### Short problem
Reproduce the following material exactly, including every line.

Dataset entries:
——
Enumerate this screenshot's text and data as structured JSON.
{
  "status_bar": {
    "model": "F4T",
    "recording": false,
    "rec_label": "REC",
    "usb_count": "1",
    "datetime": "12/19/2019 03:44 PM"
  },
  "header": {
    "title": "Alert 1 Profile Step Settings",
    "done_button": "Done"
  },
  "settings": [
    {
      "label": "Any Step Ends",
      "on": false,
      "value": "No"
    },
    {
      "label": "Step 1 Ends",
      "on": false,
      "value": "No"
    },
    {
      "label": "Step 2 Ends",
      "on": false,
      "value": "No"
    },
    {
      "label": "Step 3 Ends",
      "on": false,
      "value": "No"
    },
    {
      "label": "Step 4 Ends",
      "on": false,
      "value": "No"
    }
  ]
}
——
### Complete output
Enumerate this screenshot's text and data as structured JSON.
{
  "status_bar": {
    "model": "F4T",
    "recording": false,
    "rec_label": "REC",
    "usb_count": "1",
    "datetime": "12/19/2019 03:44 PM"
  },
  "header": {
    "title": "Alert 1 Profile Step Settings",
    "done_button": "Done"
  },
  "settings": [
    {
      "label": "Any Step Ends",
      "on": false,
      "value": "No"
    },
    {
      "label": "Step 1 Ends",
      "on": false,
      "value": "No"
    },
    {
      "label": "Step 2 Ends",
      "on": false,
      "value": "No"
    },
    {
      "label": "Step 3 Ends",
      "on": false,
      "value": "No"
    },
    {
      "label": "Step 4 Ends",
      "on": false,
      "value": "No"
    }
  ]
}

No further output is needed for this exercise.